Every line that contains the word "title" should be copied out.

>> Start PROVIDED RECORDS

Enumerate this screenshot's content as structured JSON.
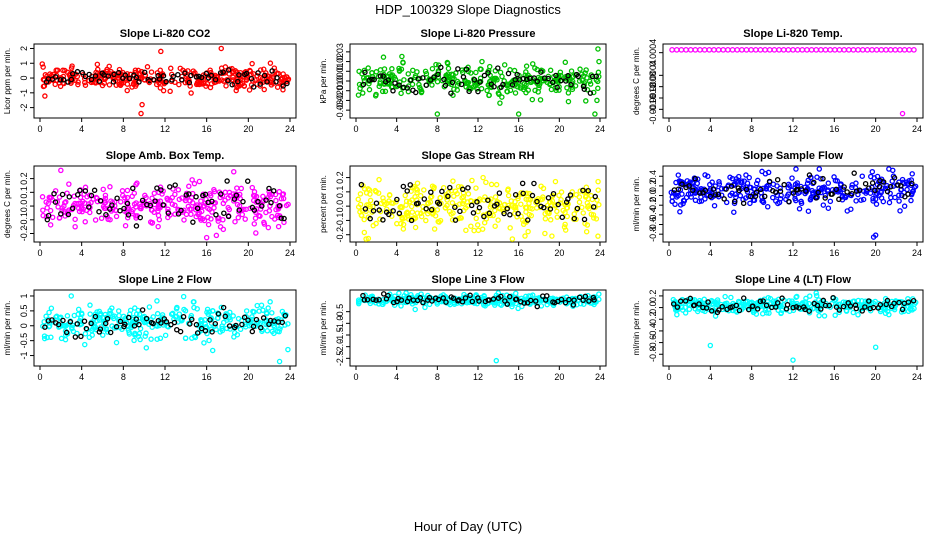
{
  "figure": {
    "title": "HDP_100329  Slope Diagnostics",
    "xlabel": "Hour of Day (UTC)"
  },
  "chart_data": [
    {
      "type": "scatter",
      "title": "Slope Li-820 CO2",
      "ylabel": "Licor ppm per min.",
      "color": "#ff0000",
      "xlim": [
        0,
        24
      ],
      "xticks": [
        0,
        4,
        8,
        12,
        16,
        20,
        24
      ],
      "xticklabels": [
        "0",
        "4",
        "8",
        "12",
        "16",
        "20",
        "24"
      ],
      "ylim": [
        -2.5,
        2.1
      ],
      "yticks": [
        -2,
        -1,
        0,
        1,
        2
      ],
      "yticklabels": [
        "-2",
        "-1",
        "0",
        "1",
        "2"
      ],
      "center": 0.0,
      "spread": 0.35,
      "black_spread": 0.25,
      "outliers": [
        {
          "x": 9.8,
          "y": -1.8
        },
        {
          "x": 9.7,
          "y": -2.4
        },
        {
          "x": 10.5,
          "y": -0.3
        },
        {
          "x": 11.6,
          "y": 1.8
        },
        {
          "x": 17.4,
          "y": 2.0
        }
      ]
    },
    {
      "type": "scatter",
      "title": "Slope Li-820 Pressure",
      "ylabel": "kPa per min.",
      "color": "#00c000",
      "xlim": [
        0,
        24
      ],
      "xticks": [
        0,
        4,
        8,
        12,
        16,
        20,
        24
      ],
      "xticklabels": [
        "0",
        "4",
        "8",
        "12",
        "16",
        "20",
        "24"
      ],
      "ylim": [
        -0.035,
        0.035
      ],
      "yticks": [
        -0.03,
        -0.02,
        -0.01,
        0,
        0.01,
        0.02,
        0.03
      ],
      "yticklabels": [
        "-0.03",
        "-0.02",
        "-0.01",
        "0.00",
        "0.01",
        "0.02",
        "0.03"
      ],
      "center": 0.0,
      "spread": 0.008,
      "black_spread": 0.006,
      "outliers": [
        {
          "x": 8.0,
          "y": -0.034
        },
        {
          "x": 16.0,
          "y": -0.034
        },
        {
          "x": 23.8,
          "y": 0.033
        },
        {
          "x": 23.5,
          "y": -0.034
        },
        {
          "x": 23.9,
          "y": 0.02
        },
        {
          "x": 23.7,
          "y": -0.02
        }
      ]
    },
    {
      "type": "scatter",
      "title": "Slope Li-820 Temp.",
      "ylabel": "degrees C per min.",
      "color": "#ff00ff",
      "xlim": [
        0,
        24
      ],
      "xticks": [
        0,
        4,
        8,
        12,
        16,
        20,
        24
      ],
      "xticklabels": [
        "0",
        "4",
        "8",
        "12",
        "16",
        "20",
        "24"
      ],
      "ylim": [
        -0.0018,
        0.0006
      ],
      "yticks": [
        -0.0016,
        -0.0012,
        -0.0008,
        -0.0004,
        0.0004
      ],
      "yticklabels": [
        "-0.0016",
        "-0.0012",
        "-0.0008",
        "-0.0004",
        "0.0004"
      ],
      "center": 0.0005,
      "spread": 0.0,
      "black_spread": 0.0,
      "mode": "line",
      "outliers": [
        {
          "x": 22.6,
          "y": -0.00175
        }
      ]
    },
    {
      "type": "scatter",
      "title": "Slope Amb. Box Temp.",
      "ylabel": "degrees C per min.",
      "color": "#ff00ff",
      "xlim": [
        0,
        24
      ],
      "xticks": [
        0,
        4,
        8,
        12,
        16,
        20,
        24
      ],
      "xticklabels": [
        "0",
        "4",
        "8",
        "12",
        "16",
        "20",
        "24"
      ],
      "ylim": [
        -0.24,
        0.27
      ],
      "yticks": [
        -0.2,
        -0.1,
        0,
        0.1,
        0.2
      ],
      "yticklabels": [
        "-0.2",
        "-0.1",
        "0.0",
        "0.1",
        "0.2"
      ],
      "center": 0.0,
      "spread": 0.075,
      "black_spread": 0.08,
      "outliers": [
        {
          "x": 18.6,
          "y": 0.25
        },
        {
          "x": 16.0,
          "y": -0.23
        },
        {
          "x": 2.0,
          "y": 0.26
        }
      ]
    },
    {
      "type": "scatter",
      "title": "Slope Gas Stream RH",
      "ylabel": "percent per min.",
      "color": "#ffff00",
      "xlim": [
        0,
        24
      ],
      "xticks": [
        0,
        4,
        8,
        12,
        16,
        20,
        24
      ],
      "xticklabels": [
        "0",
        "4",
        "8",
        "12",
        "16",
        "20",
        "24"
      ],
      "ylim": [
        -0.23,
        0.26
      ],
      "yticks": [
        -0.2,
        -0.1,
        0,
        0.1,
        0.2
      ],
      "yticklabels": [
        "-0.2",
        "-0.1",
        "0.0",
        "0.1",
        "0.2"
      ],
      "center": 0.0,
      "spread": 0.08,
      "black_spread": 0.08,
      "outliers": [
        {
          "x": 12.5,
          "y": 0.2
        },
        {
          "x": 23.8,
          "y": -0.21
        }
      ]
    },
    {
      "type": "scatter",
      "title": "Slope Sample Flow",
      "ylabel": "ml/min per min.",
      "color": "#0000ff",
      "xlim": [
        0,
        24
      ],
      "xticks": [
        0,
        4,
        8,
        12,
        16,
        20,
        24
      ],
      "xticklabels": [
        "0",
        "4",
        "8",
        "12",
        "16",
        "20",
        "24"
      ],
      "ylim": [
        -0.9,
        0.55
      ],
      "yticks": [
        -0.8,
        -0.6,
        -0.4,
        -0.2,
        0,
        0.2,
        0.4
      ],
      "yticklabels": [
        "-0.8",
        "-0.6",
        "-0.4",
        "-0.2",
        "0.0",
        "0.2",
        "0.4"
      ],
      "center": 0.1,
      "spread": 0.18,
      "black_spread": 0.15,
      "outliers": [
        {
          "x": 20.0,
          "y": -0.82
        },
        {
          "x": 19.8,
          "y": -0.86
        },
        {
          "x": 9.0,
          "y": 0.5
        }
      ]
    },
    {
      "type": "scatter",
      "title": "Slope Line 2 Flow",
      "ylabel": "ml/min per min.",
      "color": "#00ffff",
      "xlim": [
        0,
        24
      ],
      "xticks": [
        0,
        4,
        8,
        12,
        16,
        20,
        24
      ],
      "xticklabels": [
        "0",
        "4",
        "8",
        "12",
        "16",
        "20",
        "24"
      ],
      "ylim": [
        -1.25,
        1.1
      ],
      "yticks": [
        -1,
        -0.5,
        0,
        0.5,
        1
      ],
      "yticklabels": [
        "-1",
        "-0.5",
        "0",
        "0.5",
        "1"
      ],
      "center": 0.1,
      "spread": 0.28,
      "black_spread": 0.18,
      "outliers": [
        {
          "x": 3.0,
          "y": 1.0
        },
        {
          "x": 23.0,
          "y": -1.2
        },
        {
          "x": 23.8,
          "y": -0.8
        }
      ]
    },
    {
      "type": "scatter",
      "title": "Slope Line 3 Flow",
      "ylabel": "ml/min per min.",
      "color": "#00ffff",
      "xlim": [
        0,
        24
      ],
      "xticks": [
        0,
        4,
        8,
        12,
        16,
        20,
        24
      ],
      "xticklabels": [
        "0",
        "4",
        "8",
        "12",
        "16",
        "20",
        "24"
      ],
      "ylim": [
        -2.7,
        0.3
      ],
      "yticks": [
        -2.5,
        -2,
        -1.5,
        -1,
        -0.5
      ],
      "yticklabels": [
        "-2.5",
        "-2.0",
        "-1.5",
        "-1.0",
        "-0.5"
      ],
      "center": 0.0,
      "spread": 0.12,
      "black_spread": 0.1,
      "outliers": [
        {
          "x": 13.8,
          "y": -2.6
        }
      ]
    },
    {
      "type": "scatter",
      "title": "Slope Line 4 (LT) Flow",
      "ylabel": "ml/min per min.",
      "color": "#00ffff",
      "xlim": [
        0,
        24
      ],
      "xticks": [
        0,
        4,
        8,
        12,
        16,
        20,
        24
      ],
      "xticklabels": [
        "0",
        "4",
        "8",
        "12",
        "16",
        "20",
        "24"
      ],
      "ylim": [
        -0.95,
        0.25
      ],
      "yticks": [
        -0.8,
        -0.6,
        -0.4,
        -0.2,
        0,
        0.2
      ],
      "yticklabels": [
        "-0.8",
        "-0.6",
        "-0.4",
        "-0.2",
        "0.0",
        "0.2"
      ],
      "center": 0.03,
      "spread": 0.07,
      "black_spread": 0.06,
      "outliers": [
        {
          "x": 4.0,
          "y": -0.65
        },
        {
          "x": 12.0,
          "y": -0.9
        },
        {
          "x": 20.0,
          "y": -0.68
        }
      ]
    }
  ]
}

>> End PROVIDED RECORDS

**SOLUTION TO THE PROBLEM**.
    "title": "HDP_100329  Slope Diagnostics",
      "title": "Slope Li-820 CO2",
      "title": "Slope Li-820 Pressure",
      "title": "Slope Li-820 Temp.",
      "title": "Slope Amb. Box Temp.",
      "title": "Slope Gas Stream RH",
      "title": "Slope Sample Flow",
      "title": "Slope Line 2 Flow",
      "title": "Slope Line 3 Flow",
      "title": "Slope Line 4 (LT) Flow",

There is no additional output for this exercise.